─── MATERIAL ───
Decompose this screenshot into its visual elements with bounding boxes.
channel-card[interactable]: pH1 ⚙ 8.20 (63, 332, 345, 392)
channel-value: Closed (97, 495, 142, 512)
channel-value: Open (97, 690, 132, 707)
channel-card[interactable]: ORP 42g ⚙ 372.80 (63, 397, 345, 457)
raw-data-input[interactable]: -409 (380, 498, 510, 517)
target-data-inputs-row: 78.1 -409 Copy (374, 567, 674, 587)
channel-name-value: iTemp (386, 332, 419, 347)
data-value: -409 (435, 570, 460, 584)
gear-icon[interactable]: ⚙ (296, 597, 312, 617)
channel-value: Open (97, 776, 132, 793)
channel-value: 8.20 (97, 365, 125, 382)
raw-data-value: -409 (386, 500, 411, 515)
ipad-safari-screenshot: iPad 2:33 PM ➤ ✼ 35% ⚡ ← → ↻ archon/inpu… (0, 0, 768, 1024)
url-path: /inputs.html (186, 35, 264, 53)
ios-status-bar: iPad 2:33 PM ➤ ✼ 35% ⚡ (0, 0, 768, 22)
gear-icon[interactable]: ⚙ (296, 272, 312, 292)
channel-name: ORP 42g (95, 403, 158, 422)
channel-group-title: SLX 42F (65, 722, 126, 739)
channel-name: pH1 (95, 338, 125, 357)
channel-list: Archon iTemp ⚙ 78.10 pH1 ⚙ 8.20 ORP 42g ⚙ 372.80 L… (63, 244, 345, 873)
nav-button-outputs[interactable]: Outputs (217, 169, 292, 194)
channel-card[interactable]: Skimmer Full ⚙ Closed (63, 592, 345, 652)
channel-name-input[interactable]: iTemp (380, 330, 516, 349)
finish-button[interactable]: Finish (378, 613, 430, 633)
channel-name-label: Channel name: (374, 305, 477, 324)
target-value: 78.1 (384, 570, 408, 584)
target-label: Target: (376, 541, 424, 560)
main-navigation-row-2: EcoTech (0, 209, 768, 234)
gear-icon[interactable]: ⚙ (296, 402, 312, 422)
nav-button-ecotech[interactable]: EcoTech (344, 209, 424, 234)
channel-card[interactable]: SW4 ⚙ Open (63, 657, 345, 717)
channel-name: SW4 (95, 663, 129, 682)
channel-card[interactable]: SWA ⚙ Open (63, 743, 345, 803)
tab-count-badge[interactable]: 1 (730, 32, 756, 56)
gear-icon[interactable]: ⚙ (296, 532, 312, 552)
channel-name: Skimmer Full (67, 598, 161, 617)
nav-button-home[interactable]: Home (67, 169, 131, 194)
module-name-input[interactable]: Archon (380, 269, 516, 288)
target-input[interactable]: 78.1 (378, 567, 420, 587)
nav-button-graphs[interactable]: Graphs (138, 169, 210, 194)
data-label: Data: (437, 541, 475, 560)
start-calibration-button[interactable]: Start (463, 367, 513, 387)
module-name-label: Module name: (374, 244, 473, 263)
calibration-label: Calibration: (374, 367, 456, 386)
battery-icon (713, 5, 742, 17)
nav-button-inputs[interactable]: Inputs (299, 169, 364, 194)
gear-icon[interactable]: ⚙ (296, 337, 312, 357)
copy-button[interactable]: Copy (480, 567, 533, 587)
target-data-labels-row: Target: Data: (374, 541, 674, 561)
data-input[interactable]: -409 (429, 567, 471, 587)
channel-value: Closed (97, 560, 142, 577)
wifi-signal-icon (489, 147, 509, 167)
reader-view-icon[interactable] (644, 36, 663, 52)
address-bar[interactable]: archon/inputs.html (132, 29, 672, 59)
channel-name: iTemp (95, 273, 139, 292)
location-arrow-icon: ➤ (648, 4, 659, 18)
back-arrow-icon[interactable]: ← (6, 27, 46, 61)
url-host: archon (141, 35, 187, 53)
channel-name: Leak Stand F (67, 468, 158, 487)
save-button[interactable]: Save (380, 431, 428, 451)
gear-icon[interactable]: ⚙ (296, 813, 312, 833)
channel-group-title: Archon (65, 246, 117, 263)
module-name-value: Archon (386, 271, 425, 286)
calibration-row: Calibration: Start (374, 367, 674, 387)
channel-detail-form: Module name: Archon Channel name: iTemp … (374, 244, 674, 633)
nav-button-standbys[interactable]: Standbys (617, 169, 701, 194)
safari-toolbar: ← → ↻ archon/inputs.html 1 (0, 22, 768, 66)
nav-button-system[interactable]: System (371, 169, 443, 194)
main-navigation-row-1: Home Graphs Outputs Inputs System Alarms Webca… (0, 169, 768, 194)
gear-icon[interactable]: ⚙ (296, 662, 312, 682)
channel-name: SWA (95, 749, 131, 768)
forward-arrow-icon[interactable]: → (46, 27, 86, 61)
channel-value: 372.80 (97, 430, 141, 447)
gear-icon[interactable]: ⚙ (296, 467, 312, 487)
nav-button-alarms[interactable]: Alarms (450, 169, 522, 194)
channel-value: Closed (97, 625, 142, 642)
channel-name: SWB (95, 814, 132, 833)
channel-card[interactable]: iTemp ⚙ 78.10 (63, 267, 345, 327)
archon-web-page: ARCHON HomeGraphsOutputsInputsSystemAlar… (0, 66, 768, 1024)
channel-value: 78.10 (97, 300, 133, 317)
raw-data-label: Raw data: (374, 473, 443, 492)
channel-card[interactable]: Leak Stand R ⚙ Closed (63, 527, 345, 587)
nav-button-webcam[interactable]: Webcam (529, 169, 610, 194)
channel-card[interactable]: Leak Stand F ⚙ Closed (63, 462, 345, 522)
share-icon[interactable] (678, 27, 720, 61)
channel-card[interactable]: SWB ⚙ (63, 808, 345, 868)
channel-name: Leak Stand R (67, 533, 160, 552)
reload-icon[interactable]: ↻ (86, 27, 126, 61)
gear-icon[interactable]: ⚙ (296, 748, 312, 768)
───
* **TASK REQUIREMENTS**
Reproduce every row above verbatim, character for character.

* **WRITTEN ANSWER**
Decompose this screenshot into its visual elements with bounding boxes.
channel-card[interactable]: pH1 ⚙ 8.20 (63, 332, 345, 392)
channel-value: Closed (97, 495, 142, 512)
channel-value: Open (97, 690, 132, 707)
channel-card[interactable]: ORP 42g ⚙ 372.80 (63, 397, 345, 457)
raw-data-input[interactable]: -409 (380, 498, 510, 517)
target-data-inputs-row: 78.1 -409 Copy (374, 567, 674, 587)
channel-name-value: iTemp (386, 332, 419, 347)
data-value: -409 (435, 570, 460, 584)
gear-icon[interactable]: ⚙ (296, 597, 312, 617)
channel-value: Open (97, 776, 132, 793)
channel-value: 8.20 (97, 365, 125, 382)
raw-data-value: -409 (386, 500, 411, 515)
ipad-safari-screenshot: iPad 2:33 PM ➤ ✼ 35% ⚡ ← → ↻ archon/inpu… (0, 0, 768, 1024)
url-path: /inputs.html (186, 35, 264, 53)
ios-status-bar: iPad 2:33 PM ➤ ✼ 35% ⚡ (0, 0, 768, 22)
gear-icon[interactable]: ⚙ (296, 272, 312, 292)
channel-name: ORP 42g (95, 403, 158, 422)
channel-group-title: SLX 42F (65, 722, 126, 739)
channel-name: pH1 (95, 338, 125, 357)
channel-list: Archon iTemp ⚙ 78.10 pH1 ⚙ 8.20 ORP 42g ⚙ 372.80 L… (63, 244, 345, 873)
nav-button-outputs[interactable]: Outputs (217, 169, 292, 194)
channel-card[interactable]: Skimmer Full ⚙ Closed (63, 592, 345, 652)
channel-name-input[interactable]: iTemp (380, 330, 516, 349)
finish-button[interactable]: Finish (378, 613, 430, 633)
channel-name-label: Channel name: (374, 305, 477, 324)
target-value: 78.1 (384, 570, 408, 584)
target-label: Target: (376, 541, 424, 560)
main-navigation-row-2: EcoTech (0, 209, 768, 234)
gear-icon[interactable]: ⚙ (296, 402, 312, 422)
nav-button-ecotech[interactable]: EcoTech (344, 209, 424, 234)
channel-card[interactable]: SW4 ⚙ Open (63, 657, 345, 717)
channel-name: SW4 (95, 663, 129, 682)
channel-card[interactable]: SWA ⚙ Open (63, 743, 345, 803)
tab-count-badge[interactable]: 1 (730, 32, 756, 56)
gear-icon[interactable]: ⚙ (296, 532, 312, 552)
channel-name: Skimmer Full (67, 598, 161, 617)
nav-button-home[interactable]: Home (67, 169, 131, 194)
module-name-input[interactable]: Archon (380, 269, 516, 288)
target-input[interactable]: 78.1 (378, 567, 420, 587)
nav-button-graphs[interactable]: Graphs (138, 169, 210, 194)
data-label: Data: (437, 541, 475, 560)
start-calibration-button[interactable]: Start (463, 367, 513, 387)
module-name-label: Module name: (374, 244, 473, 263)
calibration-label: Calibration: (374, 367, 456, 386)
battery-icon (713, 5, 742, 17)
nav-button-inputs[interactable]: Inputs (299, 169, 364, 194)
gear-icon[interactable]: ⚙ (296, 337, 312, 357)
copy-button[interactable]: Copy (480, 567, 533, 587)
target-data-labels-row: Target: Data: (374, 541, 674, 561)
data-input[interactable]: -409 (429, 567, 471, 587)
channel-value: Closed (97, 560, 142, 577)
wifi-signal-icon (489, 147, 509, 167)
reader-view-icon[interactable] (644, 36, 663, 52)
address-bar[interactable]: archon/inputs.html (132, 29, 672, 59)
channel-name: iTemp (95, 273, 139, 292)
location-arrow-icon: ➤ (648, 4, 659, 18)
back-arrow-icon[interactable]: ← (6, 27, 46, 61)
url-host: archon (141, 35, 187, 53)
channel-name: Leak Stand F (67, 468, 158, 487)
save-button[interactable]: Save (380, 431, 428, 451)
gear-icon[interactable]: ⚙ (296, 813, 312, 833)
channel-group-title: Archon (65, 246, 117, 263)
module-name-value: Archon (386, 271, 425, 286)
calibration-row: Calibration: Start (374, 367, 674, 387)
channel-detail-form: Module name: Archon Channel name: iTemp … (374, 244, 674, 633)
nav-button-standbys[interactable]: Standbys (617, 169, 701, 194)
safari-toolbar: ← → ↻ archon/inputs.html 1 (0, 22, 768, 66)
nav-button-system[interactable]: System (371, 169, 443, 194)
main-navigation-row-1: Home Graphs Outputs Inputs System Alarms Webca… (0, 169, 768, 194)
gear-icon[interactable]: ⚙ (296, 662, 312, 682)
channel-name: SWA (95, 749, 131, 768)
forward-arrow-icon[interactable]: → (46, 27, 86, 61)
channel-value: 372.80 (97, 430, 141, 447)
gear-icon[interactable]: ⚙ (296, 467, 312, 487)
nav-button-alarms[interactable]: Alarms (450, 169, 522, 194)
channel-value: Closed (97, 625, 142, 642)
channel-name: SWB (95, 814, 132, 833)
channel-card[interactable]: iTemp ⚙ 78.10 (63, 267, 345, 327)
archon-web-page: ARCHON HomeGraphsOutputsInputsSystemAlar… (0, 66, 768, 1024)
channel-value: 78.10 (97, 300, 133, 317)
raw-data-label: Raw data: (374, 473, 443, 492)
channel-card[interactable]: Leak Stand R ⚙ Closed (63, 527, 345, 587)
nav-button-webcam[interactable]: Webcam (529, 169, 610, 194)
channel-card[interactable]: Leak Stand F ⚙ Closed (63, 462, 345, 522)
share-icon[interactable] (678, 27, 720, 61)
channel-card[interactable]: SWB ⚙ (63, 808, 345, 868)
channel-name: Leak Stand R (67, 533, 160, 552)
reload-icon[interactable]: ↻ (86, 27, 126, 61)
gear-icon[interactable]: ⚙ (296, 748, 312, 768)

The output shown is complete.